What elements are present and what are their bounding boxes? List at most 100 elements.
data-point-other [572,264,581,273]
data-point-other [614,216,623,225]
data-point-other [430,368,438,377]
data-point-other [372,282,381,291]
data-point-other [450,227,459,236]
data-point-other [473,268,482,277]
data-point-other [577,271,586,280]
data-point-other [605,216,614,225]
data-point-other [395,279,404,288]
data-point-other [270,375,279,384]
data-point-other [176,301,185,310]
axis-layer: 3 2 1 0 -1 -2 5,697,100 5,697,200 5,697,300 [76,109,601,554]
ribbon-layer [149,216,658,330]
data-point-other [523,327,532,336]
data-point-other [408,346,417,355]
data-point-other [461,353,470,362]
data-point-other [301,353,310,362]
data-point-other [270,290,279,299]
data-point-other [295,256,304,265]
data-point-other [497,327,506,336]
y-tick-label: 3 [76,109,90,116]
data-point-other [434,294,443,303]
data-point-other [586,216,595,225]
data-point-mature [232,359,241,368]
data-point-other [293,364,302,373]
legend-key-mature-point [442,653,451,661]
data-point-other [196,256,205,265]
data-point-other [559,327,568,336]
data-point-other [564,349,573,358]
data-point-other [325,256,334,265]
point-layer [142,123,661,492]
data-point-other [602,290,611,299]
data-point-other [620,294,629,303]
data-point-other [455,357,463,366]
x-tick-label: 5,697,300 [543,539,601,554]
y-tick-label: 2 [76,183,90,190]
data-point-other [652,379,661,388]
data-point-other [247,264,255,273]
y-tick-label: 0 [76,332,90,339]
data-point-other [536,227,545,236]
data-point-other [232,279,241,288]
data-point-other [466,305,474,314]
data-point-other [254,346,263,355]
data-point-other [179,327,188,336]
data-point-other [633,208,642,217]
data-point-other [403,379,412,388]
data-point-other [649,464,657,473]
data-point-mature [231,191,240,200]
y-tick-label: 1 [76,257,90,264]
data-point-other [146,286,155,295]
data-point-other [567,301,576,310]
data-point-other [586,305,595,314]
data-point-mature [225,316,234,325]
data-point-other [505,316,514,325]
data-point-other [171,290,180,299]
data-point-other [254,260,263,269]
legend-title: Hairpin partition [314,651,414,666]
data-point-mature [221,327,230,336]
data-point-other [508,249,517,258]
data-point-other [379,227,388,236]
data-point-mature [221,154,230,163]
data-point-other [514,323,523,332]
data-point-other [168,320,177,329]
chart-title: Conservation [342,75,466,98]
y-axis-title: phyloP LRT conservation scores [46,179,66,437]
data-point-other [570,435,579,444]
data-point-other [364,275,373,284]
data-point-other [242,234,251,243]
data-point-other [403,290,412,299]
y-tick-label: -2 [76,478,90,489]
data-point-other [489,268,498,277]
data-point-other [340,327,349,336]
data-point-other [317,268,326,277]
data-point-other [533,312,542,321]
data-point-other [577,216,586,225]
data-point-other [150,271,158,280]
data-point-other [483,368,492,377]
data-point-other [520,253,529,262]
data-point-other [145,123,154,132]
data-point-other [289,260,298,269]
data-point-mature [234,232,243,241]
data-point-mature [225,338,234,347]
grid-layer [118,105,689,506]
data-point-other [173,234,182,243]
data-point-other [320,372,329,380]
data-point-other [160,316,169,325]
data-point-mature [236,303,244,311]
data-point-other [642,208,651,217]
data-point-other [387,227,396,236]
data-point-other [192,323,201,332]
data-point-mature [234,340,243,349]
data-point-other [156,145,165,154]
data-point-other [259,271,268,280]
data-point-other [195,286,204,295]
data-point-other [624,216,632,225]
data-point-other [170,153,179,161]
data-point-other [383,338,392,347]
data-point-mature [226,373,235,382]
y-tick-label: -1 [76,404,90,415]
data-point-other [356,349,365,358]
*-*-*
## What this task involves
Copy out the lines of the material exactly, starting at its first line and ending at the line that contains "data-point-other [408,346,417,355]".

## Complete answer
What elements are present and what are their bounding boxes? List at most 100 elements.
data-point-other [572,264,581,273]
data-point-other [614,216,623,225]
data-point-other [430,368,438,377]
data-point-other [372,282,381,291]
data-point-other [450,227,459,236]
data-point-other [473,268,482,277]
data-point-other [577,271,586,280]
data-point-other [605,216,614,225]
data-point-other [395,279,404,288]
data-point-other [270,375,279,384]
data-point-other [176,301,185,310]
axis-layer: 3 2 1 0 -1 -2 5,697,100 5,697,200 5,697,300 [76,109,601,554]
ribbon-layer [149,216,658,330]
data-point-other [523,327,532,336]
data-point-other [408,346,417,355]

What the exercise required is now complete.